**Requirement**
How many lines in the listing below include the word "true"? Answer with the number and nothing else.

**Supplied entries**
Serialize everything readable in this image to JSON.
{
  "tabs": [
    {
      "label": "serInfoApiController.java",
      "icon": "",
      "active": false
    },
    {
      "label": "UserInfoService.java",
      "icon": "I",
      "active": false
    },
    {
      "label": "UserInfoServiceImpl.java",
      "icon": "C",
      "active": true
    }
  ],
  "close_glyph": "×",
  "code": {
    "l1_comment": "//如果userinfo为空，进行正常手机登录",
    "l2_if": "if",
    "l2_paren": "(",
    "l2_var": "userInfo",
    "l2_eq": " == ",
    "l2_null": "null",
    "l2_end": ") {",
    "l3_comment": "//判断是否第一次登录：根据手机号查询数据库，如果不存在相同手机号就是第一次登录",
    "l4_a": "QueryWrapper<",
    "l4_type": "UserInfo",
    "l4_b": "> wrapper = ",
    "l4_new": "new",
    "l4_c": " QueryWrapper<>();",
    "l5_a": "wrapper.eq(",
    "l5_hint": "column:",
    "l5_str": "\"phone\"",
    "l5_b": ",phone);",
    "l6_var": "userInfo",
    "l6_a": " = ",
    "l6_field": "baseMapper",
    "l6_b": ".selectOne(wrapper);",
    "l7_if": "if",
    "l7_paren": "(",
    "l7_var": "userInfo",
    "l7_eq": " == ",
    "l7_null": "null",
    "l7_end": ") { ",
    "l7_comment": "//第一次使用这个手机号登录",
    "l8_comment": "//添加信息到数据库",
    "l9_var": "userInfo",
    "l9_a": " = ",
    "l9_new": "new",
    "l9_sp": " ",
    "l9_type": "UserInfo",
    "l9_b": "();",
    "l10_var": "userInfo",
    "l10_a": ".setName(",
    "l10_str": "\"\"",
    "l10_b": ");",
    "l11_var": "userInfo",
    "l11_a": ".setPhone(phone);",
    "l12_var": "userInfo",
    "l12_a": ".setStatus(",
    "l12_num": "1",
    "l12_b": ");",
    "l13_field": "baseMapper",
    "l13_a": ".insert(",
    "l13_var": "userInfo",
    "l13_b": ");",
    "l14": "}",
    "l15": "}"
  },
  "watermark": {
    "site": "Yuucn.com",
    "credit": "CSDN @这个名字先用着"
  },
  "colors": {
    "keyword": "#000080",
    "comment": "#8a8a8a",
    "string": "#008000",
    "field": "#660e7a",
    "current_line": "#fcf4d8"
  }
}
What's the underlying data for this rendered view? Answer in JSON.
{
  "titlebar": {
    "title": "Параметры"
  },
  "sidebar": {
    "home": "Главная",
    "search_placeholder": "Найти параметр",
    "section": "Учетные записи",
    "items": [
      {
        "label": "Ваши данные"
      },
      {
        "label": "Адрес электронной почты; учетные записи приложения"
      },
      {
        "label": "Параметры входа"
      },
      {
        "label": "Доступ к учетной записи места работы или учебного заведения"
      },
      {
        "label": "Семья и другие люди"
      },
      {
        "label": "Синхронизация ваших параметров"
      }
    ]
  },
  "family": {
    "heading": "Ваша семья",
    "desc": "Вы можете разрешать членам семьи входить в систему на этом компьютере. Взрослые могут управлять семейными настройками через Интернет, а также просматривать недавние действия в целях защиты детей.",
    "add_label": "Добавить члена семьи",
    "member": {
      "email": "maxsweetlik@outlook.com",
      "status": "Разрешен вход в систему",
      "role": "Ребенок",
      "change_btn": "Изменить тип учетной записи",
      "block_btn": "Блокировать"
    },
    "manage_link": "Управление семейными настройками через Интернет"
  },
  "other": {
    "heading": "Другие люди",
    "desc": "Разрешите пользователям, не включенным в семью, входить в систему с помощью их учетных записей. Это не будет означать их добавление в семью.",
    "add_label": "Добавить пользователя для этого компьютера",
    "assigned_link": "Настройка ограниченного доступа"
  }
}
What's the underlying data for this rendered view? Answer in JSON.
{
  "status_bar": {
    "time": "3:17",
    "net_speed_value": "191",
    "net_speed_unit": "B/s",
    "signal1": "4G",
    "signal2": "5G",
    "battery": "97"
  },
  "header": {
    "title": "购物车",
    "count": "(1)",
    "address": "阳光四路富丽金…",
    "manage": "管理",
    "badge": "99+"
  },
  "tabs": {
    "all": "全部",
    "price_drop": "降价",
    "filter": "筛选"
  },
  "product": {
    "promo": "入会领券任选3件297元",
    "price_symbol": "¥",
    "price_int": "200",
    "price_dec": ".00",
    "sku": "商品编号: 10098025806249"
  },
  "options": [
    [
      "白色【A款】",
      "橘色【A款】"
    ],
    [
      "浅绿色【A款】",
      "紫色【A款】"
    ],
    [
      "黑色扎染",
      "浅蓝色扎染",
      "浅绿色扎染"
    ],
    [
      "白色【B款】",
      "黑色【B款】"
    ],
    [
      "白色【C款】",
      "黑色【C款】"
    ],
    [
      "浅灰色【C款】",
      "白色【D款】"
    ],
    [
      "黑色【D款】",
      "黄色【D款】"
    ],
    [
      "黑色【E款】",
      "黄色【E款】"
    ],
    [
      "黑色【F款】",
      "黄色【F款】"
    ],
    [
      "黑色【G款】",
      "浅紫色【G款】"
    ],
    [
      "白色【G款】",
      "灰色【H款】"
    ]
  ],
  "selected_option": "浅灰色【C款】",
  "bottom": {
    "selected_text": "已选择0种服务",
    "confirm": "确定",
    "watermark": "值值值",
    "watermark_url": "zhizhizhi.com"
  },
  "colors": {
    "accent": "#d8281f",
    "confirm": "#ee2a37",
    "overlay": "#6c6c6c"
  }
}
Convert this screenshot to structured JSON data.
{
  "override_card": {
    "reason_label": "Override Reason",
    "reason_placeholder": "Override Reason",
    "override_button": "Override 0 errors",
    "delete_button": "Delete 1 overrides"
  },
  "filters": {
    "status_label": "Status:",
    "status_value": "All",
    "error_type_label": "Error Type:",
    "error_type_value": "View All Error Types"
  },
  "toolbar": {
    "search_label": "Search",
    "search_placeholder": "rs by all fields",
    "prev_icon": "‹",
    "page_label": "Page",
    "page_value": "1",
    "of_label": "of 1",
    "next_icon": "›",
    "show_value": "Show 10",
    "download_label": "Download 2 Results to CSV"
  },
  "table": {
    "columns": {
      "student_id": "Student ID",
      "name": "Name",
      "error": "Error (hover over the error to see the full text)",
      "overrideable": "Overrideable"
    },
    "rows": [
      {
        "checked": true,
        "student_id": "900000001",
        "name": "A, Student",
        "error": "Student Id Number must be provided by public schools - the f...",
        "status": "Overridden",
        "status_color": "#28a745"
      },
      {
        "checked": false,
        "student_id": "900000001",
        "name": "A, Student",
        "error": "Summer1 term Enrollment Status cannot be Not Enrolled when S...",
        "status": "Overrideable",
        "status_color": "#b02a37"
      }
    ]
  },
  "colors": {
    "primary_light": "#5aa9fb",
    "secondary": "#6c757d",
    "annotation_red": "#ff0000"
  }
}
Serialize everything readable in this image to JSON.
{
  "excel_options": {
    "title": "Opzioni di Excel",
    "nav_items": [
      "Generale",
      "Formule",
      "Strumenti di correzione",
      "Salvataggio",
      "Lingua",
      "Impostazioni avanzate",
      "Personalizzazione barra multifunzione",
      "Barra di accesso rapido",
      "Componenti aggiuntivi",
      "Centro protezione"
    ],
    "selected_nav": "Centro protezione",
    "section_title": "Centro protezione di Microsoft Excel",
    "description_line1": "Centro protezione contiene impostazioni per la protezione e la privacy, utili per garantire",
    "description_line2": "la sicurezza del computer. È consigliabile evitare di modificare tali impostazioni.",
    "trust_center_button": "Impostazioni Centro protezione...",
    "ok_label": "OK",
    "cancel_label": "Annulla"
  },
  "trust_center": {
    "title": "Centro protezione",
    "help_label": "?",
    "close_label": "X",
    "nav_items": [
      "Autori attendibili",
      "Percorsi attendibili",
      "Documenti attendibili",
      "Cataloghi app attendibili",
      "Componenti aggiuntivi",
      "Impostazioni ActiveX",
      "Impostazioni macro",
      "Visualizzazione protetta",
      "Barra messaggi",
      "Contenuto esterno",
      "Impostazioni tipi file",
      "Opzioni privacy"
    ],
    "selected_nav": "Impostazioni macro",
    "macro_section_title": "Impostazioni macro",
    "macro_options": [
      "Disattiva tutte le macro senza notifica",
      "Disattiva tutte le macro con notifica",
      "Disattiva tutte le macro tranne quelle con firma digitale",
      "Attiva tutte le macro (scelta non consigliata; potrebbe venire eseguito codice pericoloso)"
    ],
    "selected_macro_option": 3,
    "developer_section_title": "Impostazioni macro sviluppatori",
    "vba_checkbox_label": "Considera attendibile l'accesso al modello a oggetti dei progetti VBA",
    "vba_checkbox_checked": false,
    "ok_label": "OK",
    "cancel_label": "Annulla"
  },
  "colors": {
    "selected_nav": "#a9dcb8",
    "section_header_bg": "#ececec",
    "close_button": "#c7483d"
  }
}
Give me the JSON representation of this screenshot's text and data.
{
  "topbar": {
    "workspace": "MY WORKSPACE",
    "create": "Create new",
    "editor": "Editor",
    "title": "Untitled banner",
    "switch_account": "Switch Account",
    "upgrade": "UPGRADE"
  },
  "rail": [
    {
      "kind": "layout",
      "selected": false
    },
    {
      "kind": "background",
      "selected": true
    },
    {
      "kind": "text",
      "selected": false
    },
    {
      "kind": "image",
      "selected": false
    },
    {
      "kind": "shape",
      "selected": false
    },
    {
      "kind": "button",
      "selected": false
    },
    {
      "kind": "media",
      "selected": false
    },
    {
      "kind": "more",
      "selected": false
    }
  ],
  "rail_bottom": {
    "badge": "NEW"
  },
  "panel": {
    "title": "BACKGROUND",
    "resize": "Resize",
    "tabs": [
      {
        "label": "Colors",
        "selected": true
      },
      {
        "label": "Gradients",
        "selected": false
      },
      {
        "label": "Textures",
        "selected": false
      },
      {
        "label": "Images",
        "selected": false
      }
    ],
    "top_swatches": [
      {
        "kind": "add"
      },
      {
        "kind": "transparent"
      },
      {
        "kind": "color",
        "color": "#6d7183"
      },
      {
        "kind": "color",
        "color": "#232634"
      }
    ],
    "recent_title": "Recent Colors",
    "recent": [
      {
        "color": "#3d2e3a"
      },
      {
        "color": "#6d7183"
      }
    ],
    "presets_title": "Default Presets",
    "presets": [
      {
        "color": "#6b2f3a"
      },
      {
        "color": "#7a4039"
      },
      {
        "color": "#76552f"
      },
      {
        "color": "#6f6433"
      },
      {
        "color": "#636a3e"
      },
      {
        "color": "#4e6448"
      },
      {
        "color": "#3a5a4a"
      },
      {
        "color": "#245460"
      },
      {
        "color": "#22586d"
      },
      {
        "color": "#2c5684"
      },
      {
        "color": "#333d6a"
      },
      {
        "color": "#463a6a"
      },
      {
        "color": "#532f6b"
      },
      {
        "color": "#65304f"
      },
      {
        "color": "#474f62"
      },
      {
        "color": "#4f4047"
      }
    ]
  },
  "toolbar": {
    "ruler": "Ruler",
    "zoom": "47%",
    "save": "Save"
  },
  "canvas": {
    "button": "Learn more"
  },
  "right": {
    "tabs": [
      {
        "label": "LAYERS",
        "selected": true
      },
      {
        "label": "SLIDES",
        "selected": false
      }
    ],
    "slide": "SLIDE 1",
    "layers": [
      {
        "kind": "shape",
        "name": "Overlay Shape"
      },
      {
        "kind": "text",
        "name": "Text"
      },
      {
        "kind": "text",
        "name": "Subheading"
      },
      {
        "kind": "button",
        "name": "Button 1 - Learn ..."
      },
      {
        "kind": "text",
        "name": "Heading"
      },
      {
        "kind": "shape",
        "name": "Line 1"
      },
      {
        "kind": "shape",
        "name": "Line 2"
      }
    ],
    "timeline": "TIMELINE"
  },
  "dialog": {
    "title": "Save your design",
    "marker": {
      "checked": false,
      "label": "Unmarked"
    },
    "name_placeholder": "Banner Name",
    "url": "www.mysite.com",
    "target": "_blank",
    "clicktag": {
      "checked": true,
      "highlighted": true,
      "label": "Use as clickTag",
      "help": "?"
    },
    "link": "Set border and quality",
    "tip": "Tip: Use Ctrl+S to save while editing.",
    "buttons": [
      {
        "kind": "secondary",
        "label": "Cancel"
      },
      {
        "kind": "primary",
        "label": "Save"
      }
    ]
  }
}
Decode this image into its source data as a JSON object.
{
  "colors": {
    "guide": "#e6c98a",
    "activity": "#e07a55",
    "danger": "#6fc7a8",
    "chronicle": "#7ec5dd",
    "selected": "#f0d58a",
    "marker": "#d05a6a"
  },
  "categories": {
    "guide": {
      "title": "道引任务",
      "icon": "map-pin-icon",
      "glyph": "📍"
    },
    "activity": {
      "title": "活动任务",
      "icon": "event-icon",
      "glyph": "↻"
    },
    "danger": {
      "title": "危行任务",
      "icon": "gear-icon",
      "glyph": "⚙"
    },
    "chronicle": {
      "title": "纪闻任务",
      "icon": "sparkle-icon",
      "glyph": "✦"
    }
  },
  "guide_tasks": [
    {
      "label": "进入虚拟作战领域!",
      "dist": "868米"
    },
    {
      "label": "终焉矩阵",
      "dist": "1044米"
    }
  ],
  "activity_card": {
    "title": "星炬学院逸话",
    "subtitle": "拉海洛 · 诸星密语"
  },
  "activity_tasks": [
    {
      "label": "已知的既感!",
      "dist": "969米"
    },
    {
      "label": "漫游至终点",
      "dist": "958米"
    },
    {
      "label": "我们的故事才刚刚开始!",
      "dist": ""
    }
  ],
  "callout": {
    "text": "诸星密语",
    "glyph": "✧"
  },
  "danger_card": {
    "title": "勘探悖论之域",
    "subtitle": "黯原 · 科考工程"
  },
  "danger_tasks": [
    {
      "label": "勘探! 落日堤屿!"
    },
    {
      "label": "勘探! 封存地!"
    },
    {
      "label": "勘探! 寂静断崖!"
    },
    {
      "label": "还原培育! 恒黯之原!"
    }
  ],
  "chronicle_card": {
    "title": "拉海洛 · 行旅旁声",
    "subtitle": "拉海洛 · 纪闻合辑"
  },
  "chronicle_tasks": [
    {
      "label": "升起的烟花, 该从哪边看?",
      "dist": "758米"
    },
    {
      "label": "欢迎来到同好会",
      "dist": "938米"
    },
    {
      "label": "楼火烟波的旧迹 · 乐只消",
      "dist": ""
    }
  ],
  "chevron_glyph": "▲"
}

**Solved exercise**
7